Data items

'''

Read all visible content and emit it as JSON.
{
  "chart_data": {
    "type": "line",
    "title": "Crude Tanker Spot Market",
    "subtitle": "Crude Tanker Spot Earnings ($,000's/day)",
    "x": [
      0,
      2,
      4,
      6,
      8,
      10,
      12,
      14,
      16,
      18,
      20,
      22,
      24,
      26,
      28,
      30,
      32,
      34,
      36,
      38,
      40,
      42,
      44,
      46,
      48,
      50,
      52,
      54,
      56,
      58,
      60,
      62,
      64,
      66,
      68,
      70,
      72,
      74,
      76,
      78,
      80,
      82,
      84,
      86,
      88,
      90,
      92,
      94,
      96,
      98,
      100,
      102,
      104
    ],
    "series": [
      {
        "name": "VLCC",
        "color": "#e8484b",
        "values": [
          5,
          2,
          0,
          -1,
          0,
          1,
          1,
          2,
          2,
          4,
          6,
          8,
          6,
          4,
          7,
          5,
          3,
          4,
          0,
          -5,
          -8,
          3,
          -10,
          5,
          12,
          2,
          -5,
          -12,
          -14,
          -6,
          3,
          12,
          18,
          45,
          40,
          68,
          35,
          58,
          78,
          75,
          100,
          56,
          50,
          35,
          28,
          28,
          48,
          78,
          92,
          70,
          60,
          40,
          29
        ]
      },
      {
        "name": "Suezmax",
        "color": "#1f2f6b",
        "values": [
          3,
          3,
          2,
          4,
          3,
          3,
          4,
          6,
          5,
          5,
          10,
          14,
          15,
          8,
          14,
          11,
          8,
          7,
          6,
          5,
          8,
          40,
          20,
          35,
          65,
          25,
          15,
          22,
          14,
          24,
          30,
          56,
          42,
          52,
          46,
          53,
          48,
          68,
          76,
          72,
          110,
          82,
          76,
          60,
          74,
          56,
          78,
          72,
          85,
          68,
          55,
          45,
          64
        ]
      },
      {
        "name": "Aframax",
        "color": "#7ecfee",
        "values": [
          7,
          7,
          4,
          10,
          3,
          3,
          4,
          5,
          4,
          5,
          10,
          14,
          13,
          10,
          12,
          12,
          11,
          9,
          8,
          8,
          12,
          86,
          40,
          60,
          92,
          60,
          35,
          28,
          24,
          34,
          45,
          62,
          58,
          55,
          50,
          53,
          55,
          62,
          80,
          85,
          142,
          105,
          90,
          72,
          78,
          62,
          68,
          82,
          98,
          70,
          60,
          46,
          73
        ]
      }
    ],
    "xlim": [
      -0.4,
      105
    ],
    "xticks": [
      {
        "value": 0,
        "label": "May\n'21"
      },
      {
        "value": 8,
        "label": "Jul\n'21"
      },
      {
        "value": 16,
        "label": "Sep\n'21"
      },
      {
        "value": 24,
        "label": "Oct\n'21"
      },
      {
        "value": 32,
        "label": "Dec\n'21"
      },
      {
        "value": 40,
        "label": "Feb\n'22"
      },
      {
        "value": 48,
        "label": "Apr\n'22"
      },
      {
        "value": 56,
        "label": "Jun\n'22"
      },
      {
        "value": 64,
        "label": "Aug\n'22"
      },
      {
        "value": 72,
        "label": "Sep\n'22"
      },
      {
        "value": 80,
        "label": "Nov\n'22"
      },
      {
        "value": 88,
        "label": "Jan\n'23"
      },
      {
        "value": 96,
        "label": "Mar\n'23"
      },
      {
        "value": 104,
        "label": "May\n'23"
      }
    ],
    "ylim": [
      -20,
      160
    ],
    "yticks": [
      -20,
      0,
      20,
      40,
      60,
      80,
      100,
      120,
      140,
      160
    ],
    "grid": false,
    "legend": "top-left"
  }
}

'''

■ INSTRUCTIONS TO FOLLOW: Write out every record verbatim.

■ TASK ANSWER:
Read all visible content and emit it as JSON.
{
  "chart_data": {
    "type": "line",
    "title": "Crude Tanker Spot Market",
    "subtitle": "Crude Tanker Spot Earnings ($,000's/day)",
    "x": [
      0,
      2,
      4,
      6,
      8,
      10,
      12,
      14,
      16,
      18,
      20,
      22,
      24,
      26,
      28,
      30,
      32,
      34,
      36,
      38,
      40,
      42,
      44,
      46,
      48,
      50,
      52,
      54,
      56,
      58,
      60,
      62,
      64,
      66,
      68,
      70,
      72,
      74,
      76,
      78,
      80,
      82,
      84,
      86,
      88,
      90,
      92,
      94,
      96,
      98,
      100,
      102,
      104
    ],
    "series": [
      {
        "name": "VLCC",
        "color": "#e8484b",
        "values": [
          5,
          2,
          0,
          -1,
          0,
          1,
          1,
          2,
          2,
          4,
          6,
          8,
          6,
          4,
          7,
          5,
          3,
          4,
          0,
          -5,
          -8,
          3,
          -10,
          5,
          12,
          2,
          -5,
          -12,
          -14,
          -6,
          3,
          12,
          18,
          45,
          40,
          68,
          35,
          58,
          78,
          75,
          100,
          56,
          50,
          35,
          28,
          28,
          48,
          78,
          92,
          70,
          60,
          40,
          29
        ]
      },
      {
        "name": "Suezmax",
        "color": "#1f2f6b",
        "values": [
          3,
          3,
          2,
          4,
          3,
          3,
          4,
          6,
          5,
          5,
          10,
          14,
          15,
          8,
          14,
          11,
          8,
          7,
          6,
          5,
          8,
          40,
          20,
          35,
          65,
          25,
          15,
          22,
          14,
          24,
          30,
          56,
          42,
          52,
          46,
          53,
          48,
          68,
          76,
          72,
          110,
          82,
          76,
          60,
          74,
          56,
          78,
          72,
          85,
          68,
          55,
          45,
          64
        ]
      },
      {
        "name": "Aframax",
        "color": "#7ecfee",
        "values": [
          7,
          7,
          4,
          10,
          3,
          3,
          4,
          5,
          4,
          5,
          10,
          14,
          13,
          10,
          12,
          12,
          11,
          9,
          8,
          8,
          12,
          86,
          40,
          60,
          92,
          60,
          35,
          28,
          24,
          34,
          45,
          62,
          58,
          55,
          50,
          53,
          55,
          62,
          80,
          85,
          142,
          105,
          90,
          72,
          78,
          62,
          68,
          82,
          98,
          70,
          60,
          46,
          73
        ]
      }
    ],
    "xlim": [
      -0.4,
      105
    ],
    "xticks": [
      {
        "value": 0,
        "label": "May\n'21"
      },
      {
        "value": 8,
        "label": "Jul\n'21"
      },
      {
        "value": 16,
        "label": "Sep\n'21"
      },
      {
        "value": 24,
        "label": "Oct\n'21"
      },
      {
        "value": 32,
        "label": "Dec\n'21"
      },
      {
        "value": 40,
        "label": "Feb\n'22"
      },
      {
        "value": 48,
        "label": "Apr\n'22"
      },
      {
        "value": 56,
        "label": "Jun\n'22"
      },
      {
        "value": 64,
        "label": "Aug\n'22"
      },
      {
        "value": 72,
        "label": "Sep\n'22"
      },
      {
        "value": 80,
        "label": "Nov\n'22"
      },
      {
        "value": 88,
        "label": "Jan\n'23"
      },
      {
        "value": 96,
        "label": "Mar\n'23"
      },
      {
        "value": 104,
        "label": "May\n'23"
      }
    ],
    "ylim": [
      -20,
      160
    ],
    "yticks": [
      -20,
      0,
      20,
      40,
      60,
      80,
      100,
      120,
      140,
      160
    ],
    "grid": false,
    "legend": "top-left"
  }
}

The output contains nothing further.